* **Instructions for the task**
In the listing that follows, how many lines contain the string "MOVED"? Provide only the number.

(Stored data)
Begin

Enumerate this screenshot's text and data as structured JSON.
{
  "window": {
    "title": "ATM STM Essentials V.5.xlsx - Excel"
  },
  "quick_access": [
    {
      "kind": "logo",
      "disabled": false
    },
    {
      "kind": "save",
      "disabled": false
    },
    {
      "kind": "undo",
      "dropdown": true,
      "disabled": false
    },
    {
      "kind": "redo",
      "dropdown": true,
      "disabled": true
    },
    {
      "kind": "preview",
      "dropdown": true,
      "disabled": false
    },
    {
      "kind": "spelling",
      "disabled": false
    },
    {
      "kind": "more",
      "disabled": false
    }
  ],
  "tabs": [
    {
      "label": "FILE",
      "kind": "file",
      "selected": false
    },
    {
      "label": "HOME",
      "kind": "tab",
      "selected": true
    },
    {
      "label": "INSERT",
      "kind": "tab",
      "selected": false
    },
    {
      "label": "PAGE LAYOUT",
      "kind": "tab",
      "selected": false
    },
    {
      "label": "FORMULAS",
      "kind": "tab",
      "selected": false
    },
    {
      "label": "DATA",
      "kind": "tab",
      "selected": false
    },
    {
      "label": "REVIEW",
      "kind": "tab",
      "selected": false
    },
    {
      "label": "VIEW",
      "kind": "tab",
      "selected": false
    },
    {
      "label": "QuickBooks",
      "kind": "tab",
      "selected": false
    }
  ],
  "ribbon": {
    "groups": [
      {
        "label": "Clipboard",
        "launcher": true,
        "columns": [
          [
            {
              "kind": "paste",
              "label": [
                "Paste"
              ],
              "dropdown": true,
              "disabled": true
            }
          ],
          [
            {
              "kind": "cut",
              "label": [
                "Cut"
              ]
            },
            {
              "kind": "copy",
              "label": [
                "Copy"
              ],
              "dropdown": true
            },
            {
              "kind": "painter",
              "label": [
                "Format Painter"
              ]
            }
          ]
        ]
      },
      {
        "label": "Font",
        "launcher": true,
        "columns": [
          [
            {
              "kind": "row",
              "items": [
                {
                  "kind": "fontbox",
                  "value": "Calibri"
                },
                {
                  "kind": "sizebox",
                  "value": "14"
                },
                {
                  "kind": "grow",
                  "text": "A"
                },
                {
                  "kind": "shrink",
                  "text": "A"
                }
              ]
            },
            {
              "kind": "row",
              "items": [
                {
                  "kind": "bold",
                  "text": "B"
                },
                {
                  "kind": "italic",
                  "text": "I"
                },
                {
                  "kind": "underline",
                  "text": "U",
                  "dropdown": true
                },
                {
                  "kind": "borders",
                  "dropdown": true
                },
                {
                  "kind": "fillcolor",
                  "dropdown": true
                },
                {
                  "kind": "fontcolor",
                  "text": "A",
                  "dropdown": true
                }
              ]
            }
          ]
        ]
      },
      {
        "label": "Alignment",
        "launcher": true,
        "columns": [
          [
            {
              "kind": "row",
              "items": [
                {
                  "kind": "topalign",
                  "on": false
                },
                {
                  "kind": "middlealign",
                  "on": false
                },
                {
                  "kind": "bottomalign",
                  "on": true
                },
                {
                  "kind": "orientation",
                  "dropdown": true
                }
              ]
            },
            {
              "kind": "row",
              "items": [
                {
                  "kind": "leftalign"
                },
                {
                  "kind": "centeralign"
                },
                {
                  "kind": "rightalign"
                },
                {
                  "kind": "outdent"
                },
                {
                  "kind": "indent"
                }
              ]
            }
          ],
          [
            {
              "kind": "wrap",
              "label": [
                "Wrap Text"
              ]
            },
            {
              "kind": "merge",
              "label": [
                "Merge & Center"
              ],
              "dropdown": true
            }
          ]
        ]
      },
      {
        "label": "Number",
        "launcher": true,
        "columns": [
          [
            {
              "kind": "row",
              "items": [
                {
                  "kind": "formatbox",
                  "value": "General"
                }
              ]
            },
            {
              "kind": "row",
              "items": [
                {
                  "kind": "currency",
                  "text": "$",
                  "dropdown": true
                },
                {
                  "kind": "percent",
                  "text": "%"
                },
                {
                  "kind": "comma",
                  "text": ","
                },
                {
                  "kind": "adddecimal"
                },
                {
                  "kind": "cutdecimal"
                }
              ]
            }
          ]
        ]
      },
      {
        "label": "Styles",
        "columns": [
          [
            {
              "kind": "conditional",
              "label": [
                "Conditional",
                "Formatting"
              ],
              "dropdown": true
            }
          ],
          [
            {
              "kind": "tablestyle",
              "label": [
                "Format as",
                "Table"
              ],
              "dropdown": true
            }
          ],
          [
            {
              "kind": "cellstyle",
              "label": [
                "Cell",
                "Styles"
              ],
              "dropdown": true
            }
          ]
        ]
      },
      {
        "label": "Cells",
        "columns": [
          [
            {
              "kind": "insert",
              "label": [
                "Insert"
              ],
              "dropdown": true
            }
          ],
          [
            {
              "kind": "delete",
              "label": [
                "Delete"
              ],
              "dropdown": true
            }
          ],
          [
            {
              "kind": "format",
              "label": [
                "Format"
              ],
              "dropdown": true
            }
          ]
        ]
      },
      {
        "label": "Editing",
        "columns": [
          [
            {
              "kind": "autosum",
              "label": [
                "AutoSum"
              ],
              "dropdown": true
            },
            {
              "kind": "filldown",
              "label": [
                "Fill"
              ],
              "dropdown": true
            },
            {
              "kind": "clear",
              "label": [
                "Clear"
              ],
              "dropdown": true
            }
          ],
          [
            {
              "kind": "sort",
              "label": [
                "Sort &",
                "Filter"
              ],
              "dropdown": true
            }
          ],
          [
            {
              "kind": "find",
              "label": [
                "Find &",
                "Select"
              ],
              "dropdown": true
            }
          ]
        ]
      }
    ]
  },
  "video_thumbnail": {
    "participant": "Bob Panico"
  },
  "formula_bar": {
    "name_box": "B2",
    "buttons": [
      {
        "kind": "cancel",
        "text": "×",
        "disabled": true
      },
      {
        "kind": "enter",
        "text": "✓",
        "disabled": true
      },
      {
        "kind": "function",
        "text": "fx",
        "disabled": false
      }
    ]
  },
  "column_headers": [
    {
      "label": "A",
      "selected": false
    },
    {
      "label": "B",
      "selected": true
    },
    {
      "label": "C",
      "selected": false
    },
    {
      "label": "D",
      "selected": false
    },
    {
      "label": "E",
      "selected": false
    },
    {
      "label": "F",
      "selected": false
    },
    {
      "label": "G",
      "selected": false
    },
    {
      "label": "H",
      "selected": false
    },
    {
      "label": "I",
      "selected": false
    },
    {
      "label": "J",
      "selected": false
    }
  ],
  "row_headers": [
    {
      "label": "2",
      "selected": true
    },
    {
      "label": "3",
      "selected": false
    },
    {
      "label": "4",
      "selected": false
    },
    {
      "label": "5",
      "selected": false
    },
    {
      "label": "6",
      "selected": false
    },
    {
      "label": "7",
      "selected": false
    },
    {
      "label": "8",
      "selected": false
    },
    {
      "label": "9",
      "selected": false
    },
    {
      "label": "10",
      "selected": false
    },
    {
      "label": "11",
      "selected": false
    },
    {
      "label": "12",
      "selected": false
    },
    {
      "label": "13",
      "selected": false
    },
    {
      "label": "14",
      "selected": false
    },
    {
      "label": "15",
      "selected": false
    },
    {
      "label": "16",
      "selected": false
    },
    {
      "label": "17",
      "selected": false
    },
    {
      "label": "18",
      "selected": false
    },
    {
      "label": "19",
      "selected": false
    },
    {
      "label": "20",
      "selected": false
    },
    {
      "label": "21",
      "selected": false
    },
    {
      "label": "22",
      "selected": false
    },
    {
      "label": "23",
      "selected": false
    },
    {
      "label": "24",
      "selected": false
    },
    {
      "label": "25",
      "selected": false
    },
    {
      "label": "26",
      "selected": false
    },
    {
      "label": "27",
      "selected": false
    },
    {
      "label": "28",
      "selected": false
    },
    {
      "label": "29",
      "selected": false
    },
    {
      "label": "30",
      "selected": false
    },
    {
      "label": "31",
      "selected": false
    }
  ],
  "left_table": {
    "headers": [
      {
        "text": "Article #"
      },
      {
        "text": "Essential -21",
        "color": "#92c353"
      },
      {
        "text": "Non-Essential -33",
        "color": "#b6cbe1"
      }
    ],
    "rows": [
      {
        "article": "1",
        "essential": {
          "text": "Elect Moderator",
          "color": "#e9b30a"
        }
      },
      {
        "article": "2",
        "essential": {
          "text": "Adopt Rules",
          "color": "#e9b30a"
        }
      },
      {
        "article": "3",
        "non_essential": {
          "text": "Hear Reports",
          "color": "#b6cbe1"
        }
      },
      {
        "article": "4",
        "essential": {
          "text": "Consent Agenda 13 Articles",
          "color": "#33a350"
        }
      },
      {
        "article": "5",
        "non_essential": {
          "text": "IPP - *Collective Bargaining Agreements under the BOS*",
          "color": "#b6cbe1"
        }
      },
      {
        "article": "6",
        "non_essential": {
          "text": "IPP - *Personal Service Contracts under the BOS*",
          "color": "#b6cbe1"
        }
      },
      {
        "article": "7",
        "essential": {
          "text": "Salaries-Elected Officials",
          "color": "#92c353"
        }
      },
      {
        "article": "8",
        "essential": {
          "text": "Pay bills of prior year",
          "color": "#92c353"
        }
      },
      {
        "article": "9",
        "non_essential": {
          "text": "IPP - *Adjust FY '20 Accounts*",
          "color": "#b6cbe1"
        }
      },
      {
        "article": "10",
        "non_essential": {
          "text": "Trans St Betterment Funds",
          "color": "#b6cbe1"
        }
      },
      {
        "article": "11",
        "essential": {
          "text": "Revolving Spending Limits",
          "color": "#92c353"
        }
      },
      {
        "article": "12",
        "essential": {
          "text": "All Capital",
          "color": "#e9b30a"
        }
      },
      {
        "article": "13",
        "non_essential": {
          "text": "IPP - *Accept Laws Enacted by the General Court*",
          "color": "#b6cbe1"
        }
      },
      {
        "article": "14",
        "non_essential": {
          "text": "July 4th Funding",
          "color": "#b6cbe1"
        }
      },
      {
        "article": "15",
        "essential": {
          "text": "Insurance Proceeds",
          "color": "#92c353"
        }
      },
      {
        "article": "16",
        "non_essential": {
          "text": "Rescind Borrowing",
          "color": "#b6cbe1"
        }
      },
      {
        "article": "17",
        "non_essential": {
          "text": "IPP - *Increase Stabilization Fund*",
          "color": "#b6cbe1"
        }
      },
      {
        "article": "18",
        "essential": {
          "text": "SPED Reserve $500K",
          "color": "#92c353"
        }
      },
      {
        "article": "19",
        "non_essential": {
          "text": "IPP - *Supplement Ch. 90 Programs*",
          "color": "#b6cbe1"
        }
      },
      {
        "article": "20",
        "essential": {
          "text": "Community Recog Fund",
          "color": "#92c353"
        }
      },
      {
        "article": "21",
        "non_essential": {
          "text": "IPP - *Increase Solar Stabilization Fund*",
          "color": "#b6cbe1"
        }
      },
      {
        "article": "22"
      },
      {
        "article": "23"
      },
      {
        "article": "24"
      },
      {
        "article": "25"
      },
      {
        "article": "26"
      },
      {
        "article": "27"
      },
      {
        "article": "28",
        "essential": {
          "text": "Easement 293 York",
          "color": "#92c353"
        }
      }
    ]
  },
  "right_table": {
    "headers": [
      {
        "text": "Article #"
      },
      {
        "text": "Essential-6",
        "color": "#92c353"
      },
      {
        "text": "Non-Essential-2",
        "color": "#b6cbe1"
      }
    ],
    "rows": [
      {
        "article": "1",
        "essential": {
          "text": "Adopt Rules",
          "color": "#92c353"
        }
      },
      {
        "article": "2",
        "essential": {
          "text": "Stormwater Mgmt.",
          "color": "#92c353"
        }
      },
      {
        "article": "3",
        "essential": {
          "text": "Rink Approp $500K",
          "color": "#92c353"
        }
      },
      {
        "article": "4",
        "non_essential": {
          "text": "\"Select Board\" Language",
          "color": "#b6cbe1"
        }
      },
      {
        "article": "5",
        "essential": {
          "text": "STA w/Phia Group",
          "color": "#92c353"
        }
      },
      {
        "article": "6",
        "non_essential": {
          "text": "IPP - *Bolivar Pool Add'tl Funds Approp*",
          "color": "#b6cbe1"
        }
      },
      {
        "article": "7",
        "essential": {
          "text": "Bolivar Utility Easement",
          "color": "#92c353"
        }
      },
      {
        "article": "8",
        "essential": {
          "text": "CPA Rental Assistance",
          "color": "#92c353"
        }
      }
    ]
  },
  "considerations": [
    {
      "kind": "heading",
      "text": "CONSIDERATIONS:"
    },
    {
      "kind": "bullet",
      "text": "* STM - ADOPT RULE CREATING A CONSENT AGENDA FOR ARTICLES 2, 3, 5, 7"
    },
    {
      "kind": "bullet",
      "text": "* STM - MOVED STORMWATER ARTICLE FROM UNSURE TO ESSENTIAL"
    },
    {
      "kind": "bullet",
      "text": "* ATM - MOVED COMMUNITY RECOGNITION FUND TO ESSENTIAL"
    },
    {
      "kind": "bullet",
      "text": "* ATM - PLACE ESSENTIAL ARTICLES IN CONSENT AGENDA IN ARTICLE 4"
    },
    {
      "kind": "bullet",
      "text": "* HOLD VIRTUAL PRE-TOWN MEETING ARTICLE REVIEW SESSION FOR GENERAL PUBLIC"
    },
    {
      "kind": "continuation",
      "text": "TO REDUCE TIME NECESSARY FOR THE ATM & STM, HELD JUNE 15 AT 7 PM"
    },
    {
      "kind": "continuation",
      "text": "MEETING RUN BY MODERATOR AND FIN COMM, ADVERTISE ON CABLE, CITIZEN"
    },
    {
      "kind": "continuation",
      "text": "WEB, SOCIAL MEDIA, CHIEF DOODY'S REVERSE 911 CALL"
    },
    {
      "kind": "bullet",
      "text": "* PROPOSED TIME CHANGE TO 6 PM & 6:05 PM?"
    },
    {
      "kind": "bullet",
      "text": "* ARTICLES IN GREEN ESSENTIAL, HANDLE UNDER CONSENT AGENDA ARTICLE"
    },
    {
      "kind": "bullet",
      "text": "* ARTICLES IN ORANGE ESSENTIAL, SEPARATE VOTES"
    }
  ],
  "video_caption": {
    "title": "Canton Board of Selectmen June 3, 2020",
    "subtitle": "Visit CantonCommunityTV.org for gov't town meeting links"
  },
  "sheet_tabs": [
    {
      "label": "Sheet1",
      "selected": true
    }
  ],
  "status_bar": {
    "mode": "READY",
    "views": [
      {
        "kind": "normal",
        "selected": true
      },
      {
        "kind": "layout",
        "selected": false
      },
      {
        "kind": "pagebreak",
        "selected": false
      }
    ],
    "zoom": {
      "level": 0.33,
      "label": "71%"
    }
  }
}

End

* **Expected answer**
2